Reproduce, without alteration, every line of the records from the line containing "x-tick-label: 2017 [1690, 864, 1750, 894]" through the line containing "series-label: Employer Family", including both of those lines.

Item position entries:
* START *
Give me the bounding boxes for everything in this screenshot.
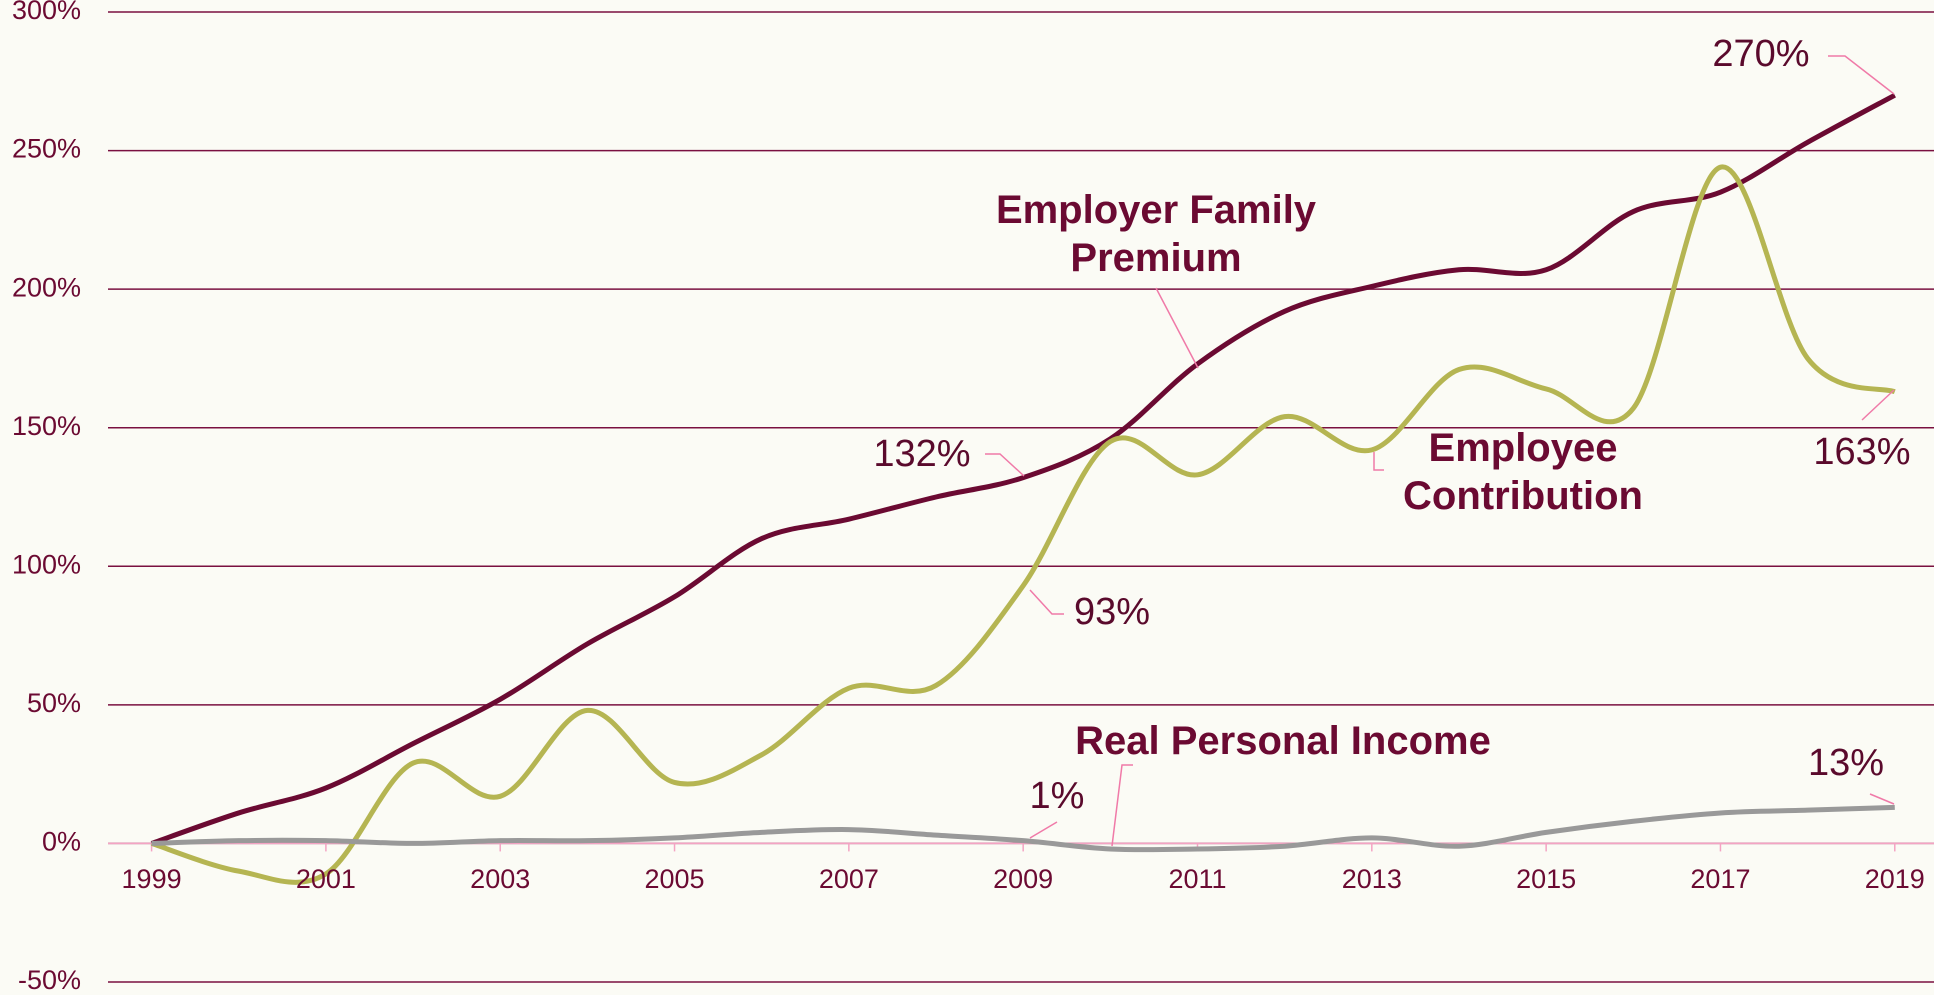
x-tick-label: 2017 [1690, 864, 1750, 894]
leader-line [1373, 452, 1384, 471]
series-line [151, 804, 1895, 853]
lines [150, 92, 1896, 885]
x-tick-label: 2009 [993, 864, 1053, 894]
data-label: 270% [1712, 33, 1809, 75]
series-label: Employee Contribution [1403, 426, 1643, 518]
leader-lines [985, 55, 1895, 847]
leader-line [1155, 287, 1199, 369]
series-label: Real Personal Income [1075, 719, 1491, 763]
leader-line [1029, 821, 1058, 839]
x-tick-label: 2001 [296, 864, 356, 894]
data-label: 1% [1030, 775, 1085, 817]
x-tick-label: 2015 [1516, 864, 1576, 894]
leader-line [1869, 793, 1895, 805]
x-tick-label: 2019 [1865, 864, 1925, 894]
y-tick-label: 300% [12, 0, 81, 25]
x-tick-label: 2005 [645, 864, 705, 894]
leader-line [985, 453, 1025, 477]
series-line [150, 92, 1896, 846]
leader-line [1828, 55, 1895, 95]
x-tick-label: 2007 [819, 864, 879, 894]
y-tick-label: -50% [18, 965, 81, 995]
y-tick-label: 250% [12, 134, 81, 164]
series-line [150, 164, 1896, 885]
leader-line [1029, 589, 1064, 615]
y-tick-label: 150% [12, 411, 81, 441]
series-label: Employer Family Premium [995, 188, 1317, 280]
y-tick-label: 50% [27, 688, 81, 718]
x-tick-label: 2003 [470, 864, 530, 894]
data-label: 132% [873, 433, 970, 475]
y-tick-label: 200% [12, 272, 81, 302]
leader-line [1111, 764, 1133, 847]
data-label: 163% [1813, 431, 1910, 473]
x-tick-label: 2011 [1168, 864, 1226, 894]
x-tick-label: 1999 [122, 864, 182, 894]
leader-line [1861, 389, 1895, 421]
y-tick-label: 0% [42, 827, 81, 857]
y-tick-label: 100% [12, 549, 81, 579]
data-label: 13% [1808, 742, 1884, 784]
x-tick-label: 2013 [1342, 864, 1402, 894]
data-label: 93% [1074, 591, 1150, 633]
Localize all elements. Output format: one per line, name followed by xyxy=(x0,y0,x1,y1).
* END *
## Output below
x-tick-label: 2017 [1690, 864, 1750, 894]
leader-line [1373, 452, 1384, 471]
series-line [151, 804, 1895, 853]
lines [150, 92, 1896, 885]
x-tick-label: 2009 [993, 864, 1053, 894]
data-label: 270% [1712, 33, 1809, 75]
series-label: Employee Contribution [1403, 426, 1643, 518]
leader-lines [985, 55, 1895, 847]
leader-line [1155, 287, 1199, 369]
series-label: Real Personal Income [1075, 719, 1491, 763]
leader-line [1029, 821, 1058, 839]
x-tick-label: 2001 [296, 864, 356, 894]
data-label: 1% [1030, 775, 1085, 817]
x-tick-label: 2015 [1516, 864, 1576, 894]
leader-line [1869, 793, 1895, 805]
x-tick-label: 2019 [1865, 864, 1925, 894]
y-tick-label: 300% [12, 0, 81, 25]
x-tick-label: 2005 [645, 864, 705, 894]
leader-line [985, 453, 1025, 477]
series-line [150, 92, 1896, 846]
leader-line [1828, 55, 1895, 95]
x-tick-label: 2007 [819, 864, 879, 894]
y-tick-label: -50% [18, 965, 81, 995]
y-tick-label: 250% [12, 134, 81, 164]
series-line [150, 164, 1896, 885]
leader-line [1029, 589, 1064, 615]
y-tick-label: 150% [12, 411, 81, 441]
series-label: Employer Family Premium [995, 188, 1317, 280]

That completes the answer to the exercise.